## GIVEN REQUEST
Each line below should be retyped exactly, with no pictures.

^^^^

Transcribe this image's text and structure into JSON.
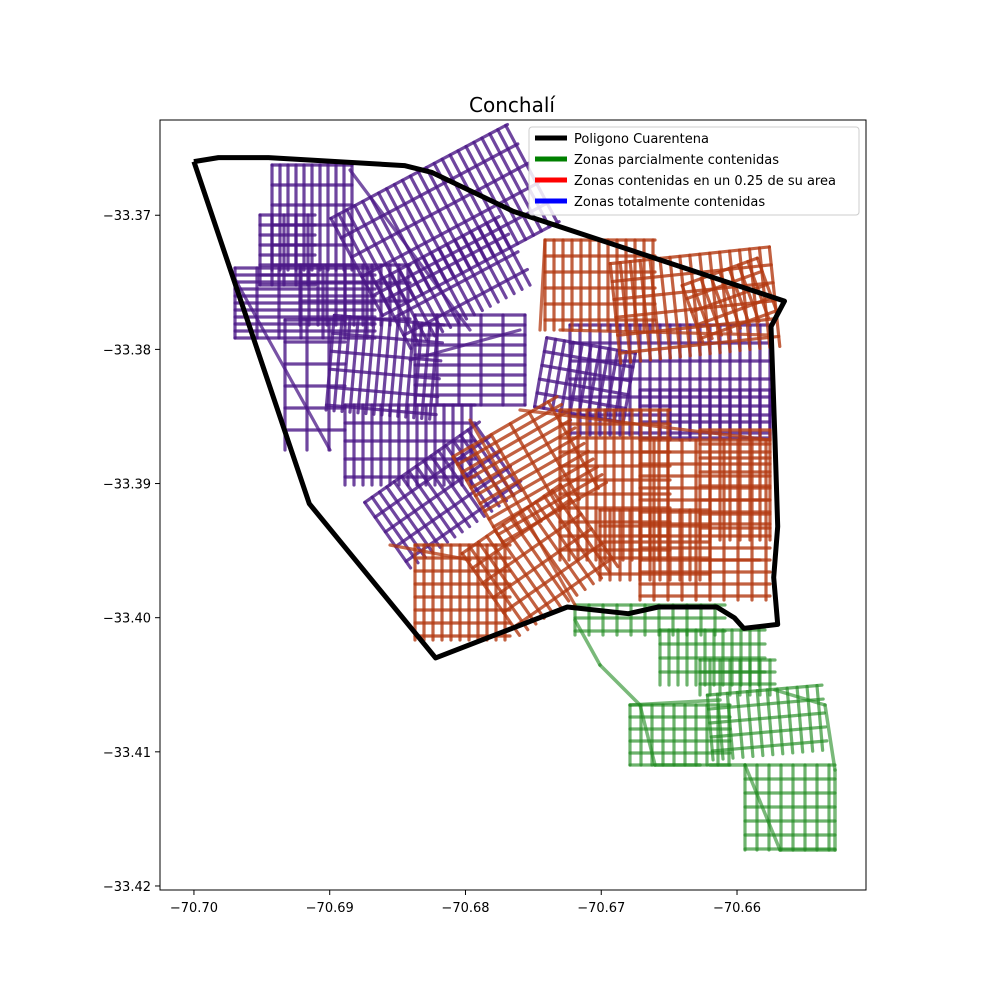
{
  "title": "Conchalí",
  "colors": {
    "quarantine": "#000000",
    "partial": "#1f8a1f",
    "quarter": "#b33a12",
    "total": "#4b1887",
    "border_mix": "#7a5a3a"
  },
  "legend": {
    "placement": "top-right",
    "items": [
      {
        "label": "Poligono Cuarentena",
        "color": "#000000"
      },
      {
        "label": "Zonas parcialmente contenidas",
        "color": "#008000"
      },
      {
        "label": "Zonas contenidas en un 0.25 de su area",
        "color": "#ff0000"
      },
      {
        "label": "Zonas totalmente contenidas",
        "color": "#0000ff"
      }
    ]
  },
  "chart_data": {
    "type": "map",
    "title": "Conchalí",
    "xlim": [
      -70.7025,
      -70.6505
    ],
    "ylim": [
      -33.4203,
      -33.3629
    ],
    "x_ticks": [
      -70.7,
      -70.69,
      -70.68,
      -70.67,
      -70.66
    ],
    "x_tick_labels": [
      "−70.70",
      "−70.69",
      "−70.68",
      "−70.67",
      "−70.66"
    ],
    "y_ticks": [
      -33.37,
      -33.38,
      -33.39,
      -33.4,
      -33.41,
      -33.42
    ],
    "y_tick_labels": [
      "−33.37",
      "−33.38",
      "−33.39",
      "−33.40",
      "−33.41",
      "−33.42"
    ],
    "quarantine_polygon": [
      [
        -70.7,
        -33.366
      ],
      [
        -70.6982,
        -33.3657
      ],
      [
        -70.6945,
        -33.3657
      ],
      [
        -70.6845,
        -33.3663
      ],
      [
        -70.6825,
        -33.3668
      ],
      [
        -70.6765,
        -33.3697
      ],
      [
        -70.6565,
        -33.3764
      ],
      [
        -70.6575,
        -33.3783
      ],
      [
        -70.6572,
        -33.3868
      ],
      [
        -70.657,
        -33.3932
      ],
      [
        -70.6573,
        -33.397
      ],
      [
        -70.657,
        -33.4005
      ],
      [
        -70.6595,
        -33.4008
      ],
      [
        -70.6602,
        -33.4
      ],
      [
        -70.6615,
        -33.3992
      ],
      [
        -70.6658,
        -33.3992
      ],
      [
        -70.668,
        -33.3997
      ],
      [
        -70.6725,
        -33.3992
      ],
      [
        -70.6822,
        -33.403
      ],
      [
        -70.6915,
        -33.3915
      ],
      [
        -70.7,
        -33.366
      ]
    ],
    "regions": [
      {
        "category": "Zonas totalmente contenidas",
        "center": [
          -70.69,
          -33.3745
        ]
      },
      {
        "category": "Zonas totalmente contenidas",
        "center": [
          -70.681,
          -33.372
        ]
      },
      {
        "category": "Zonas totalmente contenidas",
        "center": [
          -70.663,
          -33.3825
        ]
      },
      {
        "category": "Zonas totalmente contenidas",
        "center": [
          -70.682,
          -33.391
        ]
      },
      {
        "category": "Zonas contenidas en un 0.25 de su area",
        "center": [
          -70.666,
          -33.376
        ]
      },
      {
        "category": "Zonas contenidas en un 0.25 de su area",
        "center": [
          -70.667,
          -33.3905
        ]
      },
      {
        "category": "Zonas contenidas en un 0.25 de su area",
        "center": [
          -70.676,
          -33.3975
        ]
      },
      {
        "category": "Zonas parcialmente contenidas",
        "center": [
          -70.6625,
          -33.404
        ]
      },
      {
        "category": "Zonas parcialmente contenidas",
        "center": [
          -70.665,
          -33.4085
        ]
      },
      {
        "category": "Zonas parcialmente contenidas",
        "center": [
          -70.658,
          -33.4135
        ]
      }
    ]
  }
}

^^^^

## WRITTEN SOLUTION
Transcribe this image's text and structure into JSON.
{
  "title": "Conchalí",
  "colors": {
    "quarantine": "#000000",
    "partial": "#1f8a1f",
    "quarter": "#b33a12",
    "total": "#4b1887",
    "border_mix": "#7a5a3a"
  },
  "legend": {
    "placement": "top-right",
    "items": [
      {
        "label": "Poligono Cuarentena",
        "color": "#000000"
      },
      {
        "label": "Zonas parcialmente contenidas",
        "color": "#008000"
      },
      {
        "label": "Zonas contenidas en un 0.25 de su area",
        "color": "#ff0000"
      },
      {
        "label": "Zonas totalmente contenidas",
        "color": "#0000ff"
      }
    ]
  },
  "chart_data": {
    "type": "map",
    "title": "Conchalí",
    "xlim": [
      -70.7025,
      -70.6505
    ],
    "ylim": [
      -33.4203,
      -33.3629
    ],
    "x_ticks": [
      -70.7,
      -70.69,
      -70.68,
      -70.67,
      -70.66
    ],
    "x_tick_labels": [
      "−70.70",
      "−70.69",
      "−70.68",
      "−70.67",
      "−70.66"
    ],
    "y_ticks": [
      -33.37,
      -33.38,
      -33.39,
      -33.4,
      -33.41,
      -33.42
    ],
    "y_tick_labels": [
      "−33.37",
      "−33.38",
      "−33.39",
      "−33.40",
      "−33.41",
      "−33.42"
    ],
    "quarantine_polygon": [
      [
        -70.7,
        -33.366
      ],
      [
        -70.6982,
        -33.3657
      ],
      [
        -70.6945,
        -33.3657
      ],
      [
        -70.6845,
        -33.3663
      ],
      [
        -70.6825,
        -33.3668
      ],
      [
        -70.6765,
        -33.3697
      ],
      [
        -70.6565,
        -33.3764
      ],
      [
        -70.6575,
        -33.3783
      ],
      [
        -70.6572,
        -33.3868
      ],
      [
        -70.657,
        -33.3932
      ],
      [
        -70.6573,
        -33.397
      ],
      [
        -70.657,
        -33.4005
      ],
      [
        -70.6595,
        -33.4008
      ],
      [
        -70.6602,
        -33.4
      ],
      [
        -70.6615,
        -33.3992
      ],
      [
        -70.6658,
        -33.3992
      ],
      [
        -70.668,
        -33.3997
      ],
      [
        -70.6725,
        -33.3992
      ],
      [
        -70.6822,
        -33.403
      ],
      [
        -70.6915,
        -33.3915
      ],
      [
        -70.7,
        -33.366
      ]
    ],
    "regions": [
      {
        "category": "Zonas totalmente contenidas",
        "center": [
          -70.69,
          -33.3745
        ]
      },
      {
        "category": "Zonas totalmente contenidas",
        "center": [
          -70.681,
          -33.372
        ]
      },
      {
        "category": "Zonas totalmente contenidas",
        "center": [
          -70.663,
          -33.3825
        ]
      },
      {
        "category": "Zonas totalmente contenidas",
        "center": [
          -70.682,
          -33.391
        ]
      },
      {
        "category": "Zonas contenidas en un 0.25 de su area",
        "center": [
          -70.666,
          -33.376
        ]
      },
      {
        "category": "Zonas contenidas en un 0.25 de su area",
        "center": [
          -70.667,
          -33.3905
        ]
      },
      {
        "category": "Zonas contenidas en un 0.25 de su area",
        "center": [
          -70.676,
          -33.3975
        ]
      },
      {
        "category": "Zonas parcialmente contenidas",
        "center": [
          -70.6625,
          -33.404
        ]
      },
      {
        "category": "Zonas parcialmente contenidas",
        "center": [
          -70.665,
          -33.4085
        ]
      },
      {
        "category": "Zonas parcialmente contenidas",
        "center": [
          -70.658,
          -33.4135
        ]
      }
    ]
  }
}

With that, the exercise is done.